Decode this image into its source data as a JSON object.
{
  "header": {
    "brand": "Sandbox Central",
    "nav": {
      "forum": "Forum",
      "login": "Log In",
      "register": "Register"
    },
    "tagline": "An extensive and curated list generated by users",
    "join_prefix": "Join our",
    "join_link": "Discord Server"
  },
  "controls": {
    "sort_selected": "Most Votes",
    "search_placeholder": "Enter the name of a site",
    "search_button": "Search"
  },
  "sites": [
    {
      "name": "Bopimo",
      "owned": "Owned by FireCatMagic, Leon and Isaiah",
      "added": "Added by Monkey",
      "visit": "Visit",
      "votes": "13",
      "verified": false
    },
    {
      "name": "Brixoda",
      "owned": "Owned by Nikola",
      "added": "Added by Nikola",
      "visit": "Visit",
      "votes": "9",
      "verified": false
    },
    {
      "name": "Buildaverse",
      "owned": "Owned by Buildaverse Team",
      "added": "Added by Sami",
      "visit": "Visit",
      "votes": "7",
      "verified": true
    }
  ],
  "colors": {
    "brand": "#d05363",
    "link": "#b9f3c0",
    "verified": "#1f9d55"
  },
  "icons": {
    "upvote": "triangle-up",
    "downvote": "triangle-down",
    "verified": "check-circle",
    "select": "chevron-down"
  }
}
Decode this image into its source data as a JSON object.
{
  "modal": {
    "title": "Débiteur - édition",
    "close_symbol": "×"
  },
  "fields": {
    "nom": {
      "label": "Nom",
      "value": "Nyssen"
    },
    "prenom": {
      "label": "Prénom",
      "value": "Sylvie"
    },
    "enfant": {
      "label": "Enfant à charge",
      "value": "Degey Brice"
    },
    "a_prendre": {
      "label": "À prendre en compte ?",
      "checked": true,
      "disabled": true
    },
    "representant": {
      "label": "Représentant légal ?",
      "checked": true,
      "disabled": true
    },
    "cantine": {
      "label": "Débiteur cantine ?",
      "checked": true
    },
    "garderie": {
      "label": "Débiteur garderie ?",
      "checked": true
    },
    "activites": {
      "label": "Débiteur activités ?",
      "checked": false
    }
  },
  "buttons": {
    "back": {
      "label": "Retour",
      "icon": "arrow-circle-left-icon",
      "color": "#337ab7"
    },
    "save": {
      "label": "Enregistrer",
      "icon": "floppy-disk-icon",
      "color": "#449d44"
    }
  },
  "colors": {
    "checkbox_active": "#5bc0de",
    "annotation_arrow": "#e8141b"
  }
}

_ _ _ _

**Problem requirements**
Work through the records line by line and tally those holding "added". Reply with the number alone.

**Response below**
3